▸ **What is asked**
Retype the records below exactly as they appear.

[Records contained in a dataset]
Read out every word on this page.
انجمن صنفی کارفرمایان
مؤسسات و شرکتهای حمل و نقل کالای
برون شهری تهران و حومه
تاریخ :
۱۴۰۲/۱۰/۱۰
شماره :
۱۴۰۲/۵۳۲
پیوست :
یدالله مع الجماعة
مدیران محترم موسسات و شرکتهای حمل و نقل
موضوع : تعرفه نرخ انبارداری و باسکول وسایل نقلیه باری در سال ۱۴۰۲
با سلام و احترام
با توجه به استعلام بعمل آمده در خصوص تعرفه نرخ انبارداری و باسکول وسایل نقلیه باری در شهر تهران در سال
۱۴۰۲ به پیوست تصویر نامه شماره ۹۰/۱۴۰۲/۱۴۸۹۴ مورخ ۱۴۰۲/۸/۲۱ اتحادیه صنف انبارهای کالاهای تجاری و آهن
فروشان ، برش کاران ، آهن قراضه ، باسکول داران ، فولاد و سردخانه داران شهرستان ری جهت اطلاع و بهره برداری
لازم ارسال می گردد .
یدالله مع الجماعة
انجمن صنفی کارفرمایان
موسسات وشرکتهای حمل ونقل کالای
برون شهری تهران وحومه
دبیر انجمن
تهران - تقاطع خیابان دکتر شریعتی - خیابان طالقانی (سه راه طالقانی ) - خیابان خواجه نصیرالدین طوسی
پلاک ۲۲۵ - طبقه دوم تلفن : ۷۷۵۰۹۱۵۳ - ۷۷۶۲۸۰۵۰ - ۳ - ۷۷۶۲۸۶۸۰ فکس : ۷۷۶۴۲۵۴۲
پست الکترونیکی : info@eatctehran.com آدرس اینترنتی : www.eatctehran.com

▸ **Task output**
Read out every word on this page.
انجمن صنفی کارفرمایان
مؤسسات و شرکتهای حمل و نقل کالای
برون شهری تهران و حومه
تاریخ :
۱۴۰۲/۱۰/۱۰
شماره :
۱۴۰۲/۵۳۲
پیوست :
یدالله مع الجماعة
مدیران محترم موسسات و شرکتهای حمل و نقل
موضوع : تعرفه نرخ انبارداری و باسکول وسایل نقلیه باری در سال ۱۴۰۲
با سلام و احترام
با توجه به استعلام بعمل آمده در خصوص تعرفه نرخ انبارداری و باسکول وسایل نقلیه باری در شهر تهران در سال
۱۴۰۲ به پیوست تصویر نامه شماره ۹۰/۱۴۰۲/۱۴۸۹۴ مورخ ۱۴۰۲/۸/۲۱ اتحادیه صنف انبارهای کالاهای تجاری و آهن
فروشان ، برش کاران ، آهن قراضه ، باسکول داران ، فولاد و سردخانه داران شهرستان ری جهت اطلاع و بهره برداری
لازم ارسال می گردد .
یدالله مع الجماعة
انجمن صنفی کارفرمایان
موسسات وشرکتهای حمل ونقل کالای
برون شهری تهران وحومه
دبیر انجمن
تهران - تقاطع خیابان دکتر شریعتی - خیابان طالقانی (سه راه طالقانی ) - خیابان خواجه نصیرالدین طوسی
پلاک ۲۲۵ - طبقه دوم تلفن : ۷۷۵۰۹۱۵۳ - ۷۷۶۲۸۰۵۰ - ۳ - ۷۷۶۲۸۶۸۰ فکس : ۷۷۶۴۲۵۴۲
پست الکترونیکی : info@eatctehran.com آدرس اینترنتی : www.eatctehran.com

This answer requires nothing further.